* Task instructions *
Restate each of the lines given below, word for word.

* Entries *
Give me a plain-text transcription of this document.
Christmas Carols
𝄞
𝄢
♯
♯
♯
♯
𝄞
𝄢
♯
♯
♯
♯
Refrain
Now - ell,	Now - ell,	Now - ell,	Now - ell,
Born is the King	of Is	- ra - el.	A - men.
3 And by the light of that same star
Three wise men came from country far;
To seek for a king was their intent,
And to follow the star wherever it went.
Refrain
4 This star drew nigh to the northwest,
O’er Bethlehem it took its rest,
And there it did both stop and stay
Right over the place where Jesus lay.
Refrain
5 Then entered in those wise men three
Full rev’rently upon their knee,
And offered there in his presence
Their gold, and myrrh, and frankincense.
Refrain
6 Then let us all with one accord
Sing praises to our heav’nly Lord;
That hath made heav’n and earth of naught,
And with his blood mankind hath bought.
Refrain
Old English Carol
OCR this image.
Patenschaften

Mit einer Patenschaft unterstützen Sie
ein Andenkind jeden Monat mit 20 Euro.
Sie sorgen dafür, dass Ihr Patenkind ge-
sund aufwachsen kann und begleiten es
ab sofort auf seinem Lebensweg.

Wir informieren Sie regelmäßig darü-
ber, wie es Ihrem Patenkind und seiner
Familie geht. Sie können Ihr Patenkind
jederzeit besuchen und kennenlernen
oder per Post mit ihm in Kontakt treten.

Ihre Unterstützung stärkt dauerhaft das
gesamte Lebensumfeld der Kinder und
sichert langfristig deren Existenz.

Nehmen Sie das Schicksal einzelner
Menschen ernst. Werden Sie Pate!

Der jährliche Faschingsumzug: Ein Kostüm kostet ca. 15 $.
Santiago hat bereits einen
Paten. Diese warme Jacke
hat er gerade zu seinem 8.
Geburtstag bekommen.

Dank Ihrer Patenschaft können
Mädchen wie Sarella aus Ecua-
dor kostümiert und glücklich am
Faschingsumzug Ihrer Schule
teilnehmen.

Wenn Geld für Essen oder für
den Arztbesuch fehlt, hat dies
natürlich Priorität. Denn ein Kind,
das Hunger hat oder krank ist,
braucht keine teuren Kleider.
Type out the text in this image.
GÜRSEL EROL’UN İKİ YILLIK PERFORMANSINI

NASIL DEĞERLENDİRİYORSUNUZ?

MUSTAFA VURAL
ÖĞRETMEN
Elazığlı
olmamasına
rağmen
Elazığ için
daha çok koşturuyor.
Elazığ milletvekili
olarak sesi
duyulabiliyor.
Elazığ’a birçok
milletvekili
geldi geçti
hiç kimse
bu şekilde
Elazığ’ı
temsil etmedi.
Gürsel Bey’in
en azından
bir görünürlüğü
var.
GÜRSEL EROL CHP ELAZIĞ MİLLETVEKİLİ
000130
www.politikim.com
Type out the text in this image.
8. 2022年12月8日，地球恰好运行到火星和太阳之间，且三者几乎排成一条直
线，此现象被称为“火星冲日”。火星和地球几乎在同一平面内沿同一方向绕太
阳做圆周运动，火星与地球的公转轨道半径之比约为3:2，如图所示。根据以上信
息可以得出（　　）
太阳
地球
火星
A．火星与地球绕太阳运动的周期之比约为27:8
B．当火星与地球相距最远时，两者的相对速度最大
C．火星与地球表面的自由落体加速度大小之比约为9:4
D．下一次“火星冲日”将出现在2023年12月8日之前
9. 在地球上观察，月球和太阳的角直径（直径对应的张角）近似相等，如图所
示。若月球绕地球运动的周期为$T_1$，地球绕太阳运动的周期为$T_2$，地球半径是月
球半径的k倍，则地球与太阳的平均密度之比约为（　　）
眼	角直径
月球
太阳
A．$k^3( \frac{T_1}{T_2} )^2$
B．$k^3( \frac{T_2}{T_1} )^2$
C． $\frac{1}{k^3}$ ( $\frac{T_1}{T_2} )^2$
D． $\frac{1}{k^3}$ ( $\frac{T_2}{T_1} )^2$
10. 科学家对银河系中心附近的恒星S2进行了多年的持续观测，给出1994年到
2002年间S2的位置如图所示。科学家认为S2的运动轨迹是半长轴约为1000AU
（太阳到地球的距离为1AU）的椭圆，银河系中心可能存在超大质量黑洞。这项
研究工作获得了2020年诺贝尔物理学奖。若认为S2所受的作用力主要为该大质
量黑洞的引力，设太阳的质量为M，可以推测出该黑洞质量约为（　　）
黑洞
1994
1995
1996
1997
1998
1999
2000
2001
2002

* Exercise solution *
Give me a plain-text transcription of this document.
Christmas Carols
𝄞
𝄢
♯
♯
♯
♯
𝄞
𝄢
♯
♯
♯
♯
Refrain
Now - ell,	Now - ell,	Now - ell,	Now - ell,
Born is the King	of Is	- ra - el.	A - men.
3 And by the light of that same star
Three wise men came from country far;
To seek for a king was their intent,
And to follow the star wherever it went.
Refrain
4 This star drew nigh to the northwest,
O’er Bethlehem it took its rest,
And there it did both stop and stay
Right over the place where Jesus lay.
Refrain
5 Then entered in those wise men three
Full rev’rently upon their knee,
And offered there in his presence
Their gold, and myrrh, and frankincense.
Refrain
6 Then let us all with one accord
Sing praises to our heav’nly Lord;
That hath made heav’n and earth of naught,
And with his blood mankind hath bought.
Refrain
Old English Carol
OCR this image.
Patenschaften

Mit einer Patenschaft unterstützen Sie
ein Andenkind jeden Monat mit 20 Euro.
Sie sorgen dafür, dass Ihr Patenkind ge-
sund aufwachsen kann und begleiten es
ab sofort auf seinem Lebensweg.

Wir informieren Sie regelmäßig darü-
ber, wie es Ihrem Patenkind und seiner
Familie geht. Sie können Ihr Patenkind
jederzeit besuchen und kennenlernen
oder per Post mit ihm in Kontakt treten.

Ihre Unterstützung stärkt dauerhaft das
gesamte Lebensumfeld der Kinder und
sichert langfristig deren Existenz.

Nehmen Sie das Schicksal einzelner
Menschen ernst. Werden Sie Pate!

Der jährliche Faschingsumzug: Ein Kostüm kostet ca. 15 $.
Santiago hat bereits einen
Paten. Diese warme Jacke
hat er gerade zu seinem 8.
Geburtstag bekommen.

Dank Ihrer Patenschaft können
Mädchen wie Sarella aus Ecua-
dor kostümiert und glücklich am
Faschingsumzug Ihrer Schule
teilnehmen.

Wenn Geld für Essen oder für
den Arztbesuch fehlt, hat dies
natürlich Priorität. Denn ein Kind,
das Hunger hat oder krank ist,
braucht keine teuren Kleider.
Type out the text in this image.
GÜRSEL EROL’UN İKİ YILLIK PERFORMANSINI

NASIL DEĞERLENDİRİYORSUNUZ?

MUSTAFA VURAL
ÖĞRETMEN
Elazığlı
olmamasına
rağmen
Elazığ için
daha çok koşturuyor.
Elazığ milletvekili
olarak sesi
duyulabiliyor.
Elazığ’a birçok
milletvekili
geldi geçti
hiç kimse
bu şekilde
Elazığ’ı
temsil etmedi.
Gürsel Bey’in
en azından
bir görünürlüğü
var.
GÜRSEL EROL CHP ELAZIĞ MİLLETVEKİLİ
000130
www.politikim.com
Type out the text in this image.
8. 2022年12月8日，地球恰好运行到火星和太阳之间，且三者几乎排成一条直
线，此现象被称为“火星冲日”。火星和地球几乎在同一平面内沿同一方向绕太
阳做圆周运动，火星与地球的公转轨道半径之比约为3:2，如图所示。根据以上信
息可以得出（　　）
太阳
地球
火星
A．火星与地球绕太阳运动的周期之比约为27:8
B．当火星与地球相距最远时，两者的相对速度最大
C．火星与地球表面的自由落体加速度大小之比约为9:4
D．下一次“火星冲日”将出现在2023年12月8日之前
9. 在地球上观察，月球和太阳的角直径（直径对应的张角）近似相等，如图所
示。若月球绕地球运动的周期为$T_1$，地球绕太阳运动的周期为$T_2$，地球半径是月
球半径的k倍，则地球与太阳的平均密度之比约为（　　）
眼	角直径
月球
太阳
A．$k^3( \frac{T_1}{T_2} )^2$
B．$k^3( \frac{T_2}{T_1} )^2$
C． $\frac{1}{k^3}$ ( $\frac{T_1}{T_2} )^2$
D． $\frac{1}{k^3}$ ( $\frac{T_2}{T_1} )^2$
10. 科学家对银河系中心附近的恒星S2进行了多年的持续观测，给出1994年到
2002年间S2的位置如图所示。科学家认为S2的运动轨迹是半长轴约为1000AU
（太阳到地球的距离为1AU）的椭圆，银河系中心可能存在超大质量黑洞。这项
研究工作获得了2020年诺贝尔物理学奖。若认为S2所受的作用力主要为该大质
量黑洞的引力，设太阳的质量为M，可以推测出该黑洞质量约为（　　）
黑洞
1994
1995
1996
1997
1998
1999
2000
2001
2002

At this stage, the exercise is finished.